Data for the task ::
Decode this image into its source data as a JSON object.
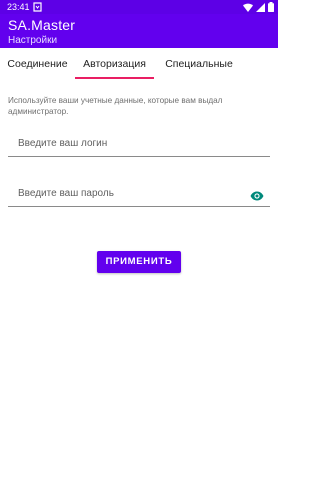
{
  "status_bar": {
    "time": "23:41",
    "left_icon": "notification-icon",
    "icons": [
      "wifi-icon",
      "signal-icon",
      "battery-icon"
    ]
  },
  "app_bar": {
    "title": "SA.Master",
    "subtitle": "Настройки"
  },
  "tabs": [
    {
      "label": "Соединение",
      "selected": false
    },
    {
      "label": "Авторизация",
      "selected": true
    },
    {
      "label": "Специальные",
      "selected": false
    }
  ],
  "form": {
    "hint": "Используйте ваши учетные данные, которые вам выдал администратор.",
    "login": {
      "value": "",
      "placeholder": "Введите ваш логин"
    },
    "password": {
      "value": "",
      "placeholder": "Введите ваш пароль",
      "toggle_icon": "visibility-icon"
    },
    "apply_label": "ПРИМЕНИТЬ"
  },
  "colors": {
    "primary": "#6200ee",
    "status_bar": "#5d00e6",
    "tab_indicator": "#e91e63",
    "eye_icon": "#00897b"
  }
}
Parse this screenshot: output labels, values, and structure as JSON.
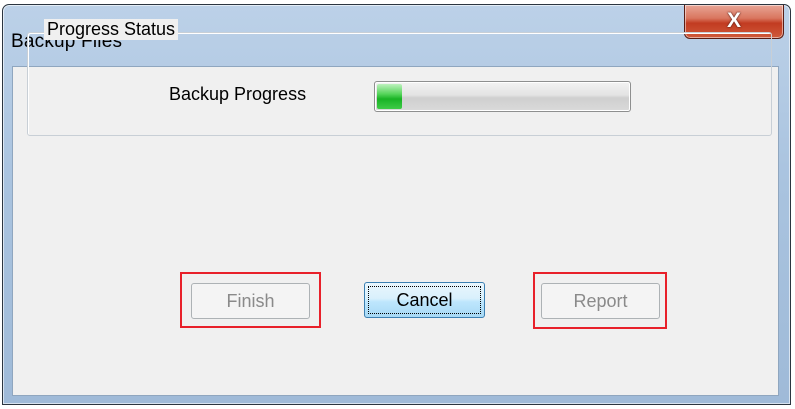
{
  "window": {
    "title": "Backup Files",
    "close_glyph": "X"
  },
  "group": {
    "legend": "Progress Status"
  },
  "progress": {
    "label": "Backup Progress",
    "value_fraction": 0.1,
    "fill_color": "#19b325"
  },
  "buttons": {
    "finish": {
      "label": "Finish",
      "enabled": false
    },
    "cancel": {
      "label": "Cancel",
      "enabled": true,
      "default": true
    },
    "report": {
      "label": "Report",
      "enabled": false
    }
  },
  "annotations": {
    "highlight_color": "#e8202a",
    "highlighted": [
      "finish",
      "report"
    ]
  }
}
* * *
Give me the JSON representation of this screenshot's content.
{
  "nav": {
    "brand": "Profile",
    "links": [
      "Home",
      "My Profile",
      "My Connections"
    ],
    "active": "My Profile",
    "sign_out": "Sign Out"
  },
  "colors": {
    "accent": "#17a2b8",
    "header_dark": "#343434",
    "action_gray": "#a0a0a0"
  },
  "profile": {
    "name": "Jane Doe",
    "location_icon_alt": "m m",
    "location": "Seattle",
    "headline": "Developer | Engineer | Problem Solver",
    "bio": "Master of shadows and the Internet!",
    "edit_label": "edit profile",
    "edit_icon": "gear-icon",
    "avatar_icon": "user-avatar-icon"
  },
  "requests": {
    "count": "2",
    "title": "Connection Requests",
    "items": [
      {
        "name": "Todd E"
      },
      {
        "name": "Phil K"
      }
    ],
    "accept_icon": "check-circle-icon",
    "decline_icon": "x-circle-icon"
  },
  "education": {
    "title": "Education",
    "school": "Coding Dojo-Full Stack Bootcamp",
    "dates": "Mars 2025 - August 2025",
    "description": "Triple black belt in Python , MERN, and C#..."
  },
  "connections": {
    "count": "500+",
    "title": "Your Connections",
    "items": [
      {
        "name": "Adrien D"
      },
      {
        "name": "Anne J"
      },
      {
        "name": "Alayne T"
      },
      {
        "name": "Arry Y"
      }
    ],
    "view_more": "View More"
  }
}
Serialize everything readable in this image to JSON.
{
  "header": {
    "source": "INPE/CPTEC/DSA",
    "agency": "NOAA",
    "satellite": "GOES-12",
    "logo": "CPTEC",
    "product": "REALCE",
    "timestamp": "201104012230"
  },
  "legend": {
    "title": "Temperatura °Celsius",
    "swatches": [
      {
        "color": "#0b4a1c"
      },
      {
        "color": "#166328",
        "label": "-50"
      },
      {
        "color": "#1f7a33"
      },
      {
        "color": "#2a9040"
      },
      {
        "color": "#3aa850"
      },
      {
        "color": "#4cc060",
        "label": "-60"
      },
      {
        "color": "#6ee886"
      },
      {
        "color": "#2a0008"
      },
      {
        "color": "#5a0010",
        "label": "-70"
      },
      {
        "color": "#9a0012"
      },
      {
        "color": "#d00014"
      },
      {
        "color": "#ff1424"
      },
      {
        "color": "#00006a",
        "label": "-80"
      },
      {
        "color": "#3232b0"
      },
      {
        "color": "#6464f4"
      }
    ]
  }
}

Work instructions :: Copy every line of the listing where the word "true" appears.

Output of the task ::
      "selected": true
      "enabled": true,
      "default": true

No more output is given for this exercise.